Chairs Automated Inventory for Apartment Furnishing

Original requirements

Apartment And Chair Delivery Limited has a unique position on the housing market. The company not only builds apartments, but also equips them with chairs. Now the business has grown continuously over the past few years and there are a few organizational problems that could be solved by automation. We will focus on one of them here:

While a new residential building is erected, the chairs that are to be placed there need to be produced. In order to be able to plan this, the home buyers indicate the desired position of the armchairs in their home on a floor plan at the time of purchase. These plans are collected, and the number of different chairs to be produced are counted from them. The plans are also used to steer the workers carrying the chairs into the building when furnishing the apartments.

In the recent past, when manually counting the various types of chairs in the floor plans, many mistakes were made and caused great resentment among customers. That is why the owner of the company asked us to automate this process.

[Element and region data]

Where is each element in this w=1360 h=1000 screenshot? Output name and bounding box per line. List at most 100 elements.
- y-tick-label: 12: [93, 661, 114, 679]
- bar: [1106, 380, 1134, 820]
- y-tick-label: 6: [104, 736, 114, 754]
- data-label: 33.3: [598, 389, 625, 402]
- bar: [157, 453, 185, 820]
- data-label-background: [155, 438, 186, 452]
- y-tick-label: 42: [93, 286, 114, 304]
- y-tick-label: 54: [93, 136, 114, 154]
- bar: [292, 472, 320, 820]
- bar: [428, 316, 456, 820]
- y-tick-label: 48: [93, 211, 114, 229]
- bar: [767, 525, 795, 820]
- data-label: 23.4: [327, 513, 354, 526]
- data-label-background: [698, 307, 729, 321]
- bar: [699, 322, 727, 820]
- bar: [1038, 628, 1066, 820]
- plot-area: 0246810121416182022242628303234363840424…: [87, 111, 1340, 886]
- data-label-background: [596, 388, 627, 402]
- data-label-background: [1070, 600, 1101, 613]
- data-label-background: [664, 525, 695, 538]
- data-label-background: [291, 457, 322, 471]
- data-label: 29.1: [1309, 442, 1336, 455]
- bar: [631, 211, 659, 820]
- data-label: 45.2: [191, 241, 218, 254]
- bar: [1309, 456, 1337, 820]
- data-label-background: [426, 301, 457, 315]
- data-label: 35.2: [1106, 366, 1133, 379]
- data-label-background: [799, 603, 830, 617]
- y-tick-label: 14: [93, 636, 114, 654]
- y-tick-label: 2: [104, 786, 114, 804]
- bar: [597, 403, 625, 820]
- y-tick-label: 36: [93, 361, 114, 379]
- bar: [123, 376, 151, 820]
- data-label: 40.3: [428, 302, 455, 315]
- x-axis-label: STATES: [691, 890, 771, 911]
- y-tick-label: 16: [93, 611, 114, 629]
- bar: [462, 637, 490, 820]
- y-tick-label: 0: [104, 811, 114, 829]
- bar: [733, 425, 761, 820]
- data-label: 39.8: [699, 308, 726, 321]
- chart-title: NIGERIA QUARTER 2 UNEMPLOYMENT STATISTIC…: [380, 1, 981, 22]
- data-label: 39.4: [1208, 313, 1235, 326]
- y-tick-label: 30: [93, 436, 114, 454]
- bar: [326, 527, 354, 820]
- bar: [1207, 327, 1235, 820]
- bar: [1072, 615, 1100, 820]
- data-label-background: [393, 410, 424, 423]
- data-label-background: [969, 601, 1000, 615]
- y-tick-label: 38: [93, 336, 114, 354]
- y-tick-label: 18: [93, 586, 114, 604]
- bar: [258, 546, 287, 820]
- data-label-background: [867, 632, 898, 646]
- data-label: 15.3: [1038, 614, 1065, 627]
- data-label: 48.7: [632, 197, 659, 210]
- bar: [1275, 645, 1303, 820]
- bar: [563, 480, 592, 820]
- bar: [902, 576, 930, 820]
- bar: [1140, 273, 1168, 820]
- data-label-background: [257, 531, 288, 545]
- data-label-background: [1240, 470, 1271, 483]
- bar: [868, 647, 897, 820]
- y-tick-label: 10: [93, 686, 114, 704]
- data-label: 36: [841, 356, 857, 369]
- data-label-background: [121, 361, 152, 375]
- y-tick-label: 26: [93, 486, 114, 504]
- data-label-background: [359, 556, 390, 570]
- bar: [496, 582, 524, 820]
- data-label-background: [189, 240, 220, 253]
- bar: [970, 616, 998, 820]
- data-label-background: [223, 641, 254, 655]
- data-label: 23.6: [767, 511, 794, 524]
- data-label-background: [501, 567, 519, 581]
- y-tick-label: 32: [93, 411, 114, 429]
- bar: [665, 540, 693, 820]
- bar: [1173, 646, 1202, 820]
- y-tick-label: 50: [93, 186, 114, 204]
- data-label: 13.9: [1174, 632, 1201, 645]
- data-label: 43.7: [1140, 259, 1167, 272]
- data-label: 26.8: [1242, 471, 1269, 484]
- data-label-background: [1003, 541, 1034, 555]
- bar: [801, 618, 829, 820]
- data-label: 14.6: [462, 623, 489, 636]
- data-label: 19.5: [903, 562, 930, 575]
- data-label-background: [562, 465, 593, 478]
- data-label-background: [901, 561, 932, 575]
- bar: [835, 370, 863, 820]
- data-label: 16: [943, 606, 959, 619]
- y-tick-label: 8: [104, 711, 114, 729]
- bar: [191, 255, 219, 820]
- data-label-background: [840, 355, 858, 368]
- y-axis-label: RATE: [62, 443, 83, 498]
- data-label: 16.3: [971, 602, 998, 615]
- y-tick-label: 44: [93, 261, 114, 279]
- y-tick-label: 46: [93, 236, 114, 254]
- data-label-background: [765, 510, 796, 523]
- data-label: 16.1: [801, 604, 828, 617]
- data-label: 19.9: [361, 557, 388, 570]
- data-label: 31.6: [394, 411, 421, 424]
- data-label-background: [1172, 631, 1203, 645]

= Work to complete =
a: Condense the paragraph in the chair inventory text that begins "While a new residential building is erected" into a shorter version that keeps its main facts.
b: Swap "y-tick-label" for "vertical-tick-label" in the records. Do this only in the part that opens with their first line and closes with the line containing "- bar: [1038, 628, 1066, 820]", including both of those lines, and give only those lines.
The chair inventory text and the records have nothing to do with each other.

= Task results =
a: The chairs for a new residential building must be produced while the building goes up. To plan this, home buyers mark where they want their armchairs on a floor plan when they buy. These plans are collected and used to count how many of each chair type to produce. They also guide the workers who carry the chairs into the building during furnishing.

b:
Where is each element in this w=1360 h=1000 screenshot? Output name and bounding box per line. List at most 100 elements.
- vertical-tick-label: 12: [93, 661, 114, 679]
- bar: [1106, 380, 1134, 820]
- vertical-tick-label: 6: [104, 736, 114, 754]
- data-label: 33.3: [598, 389, 625, 402]
- bar: [157, 453, 185, 820]
- data-label-background: [155, 438, 186, 452]
- vertical-tick-label: 42: [93, 286, 114, 304]
- vertical-tick-label: 54: [93, 136, 114, 154]
- bar: [292, 472, 320, 820]
- bar: [428, 316, 456, 820]
- vertical-tick-label: 48: [93, 211, 114, 229]
- bar: [767, 525, 795, 820]
- data-label: 23.4: [327, 513, 354, 526]
- data-label-background: [698, 307, 729, 321]
- bar: [699, 322, 727, 820]
- bar: [1038, 628, 1066, 820]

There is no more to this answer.